REQUIRED WORK
A – Transcribe the part of the piece on the meaning of life starting with "A lot of elderly" and going on through "change your life.".
B – In the piece on the meaning of life, what label do elderly people usually get when they try to pass on their wisdom?
C – Using the piece on the meaning of life, say whether each statement agrees with it, and quote the deciding words: (i) Finding out the meaning of life will cost money. (ii) Society has turned into one of ‘skimmers’ and ‘glossers’. (iii) The meaning of life is walking barefoot.

SOURCE EXTRACT
What is the true meaning of life? I have pondered this many times, often boarding the train of thought, “What is the actual point of living?”
Well, guess what. I’ve found it, but do you really want to know?
No-one reads content anymore, but we all want to know how to feel content. An awkward and cringe-worthy intro perhaps, but I’m going with it, and I’m even going to follow it with a big boast of never has a truer word been written.
We all want to be content and happy, but we have turned into a society of ‘skimmers’ and ‘glossers’. We’re in too much of a hurry, and too consumed with our own thoughts and lives to really read or listen to what others have to say, especially when it comes to advice from the much older generation, and I mean the much older ones. The ones near the end of their time on earth, not just the next generation up.
A lot of elderly people know what they are talking about – listen to them. They try and pass on their acquired wisdom and epiphanies, but usually get labelled as “doddery old fools”. The folly and pride of youth prevails, every time, and so the mystery of life continues.
It seems that all we really want in life is a quick fix and some filtered pics; a fact that was eloquently pointed out by my esteemed associate @copywritertay only the other day, but if you read to the end of this, I promise that it won’t be time wasted. I really do think that I’ve sussed out the meaning of life.
It’s not what you think
It’s not walking barefoot, however, though that’s a good guess, and it’s not going to cost you anything, but a couple of minutes of your time. You may well find yourself affronted and offended … but it may just change your life.

STORED DATA
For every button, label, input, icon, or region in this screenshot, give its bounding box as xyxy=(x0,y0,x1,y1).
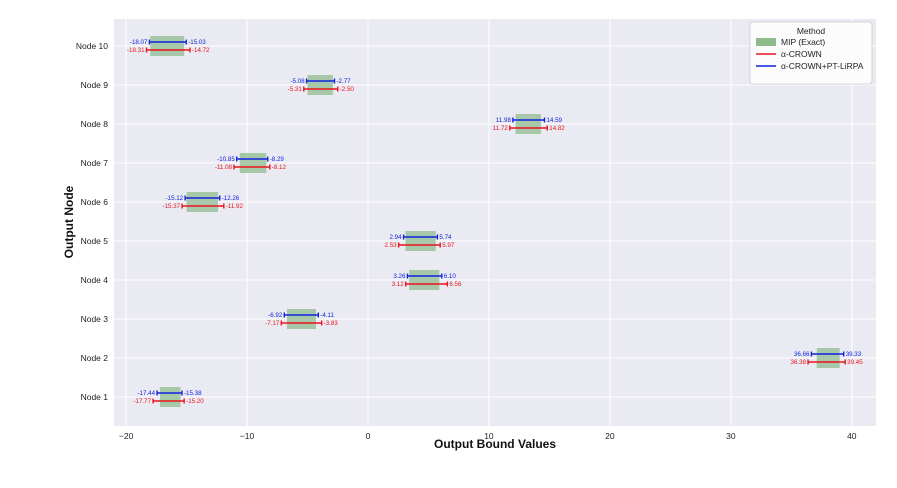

SOLVED PROBLEMS
A –
A lot of elderly people know what they are talking about – listen to them. They try and pass on their acquired wisdom and epiphanies, but usually get labelled as “doddery old fools”. The folly and pride of youth prevails, every time, and so the mystery of life continues.
It seems that all we really want in life is a quick fix and some filtered pics; a fact that was eloquently pointed out by my esteemed associate @copywritertay only the other day, but if you read to the end of this, I promise that it won’t be time wasted. I really do think that I’ve sussed out the meaning of life.
It’s not what you think
It’s not walking barefoot, however, though that’s a good guess, and it’s not going to cost you anything, but a couple of minutes of your time. You may well find yourself affronted and offended … but it may just change your life.

B – “doddery old fools”

C –
(i) No: “it’s not going to cost you anything, but a couple of minutes of your time”
(ii) Yes: “we have turned into a society of ‘skimmers’ and ‘glossers’”
(iii) No: “It’s not walking barefoot, however, though that’s a good guess”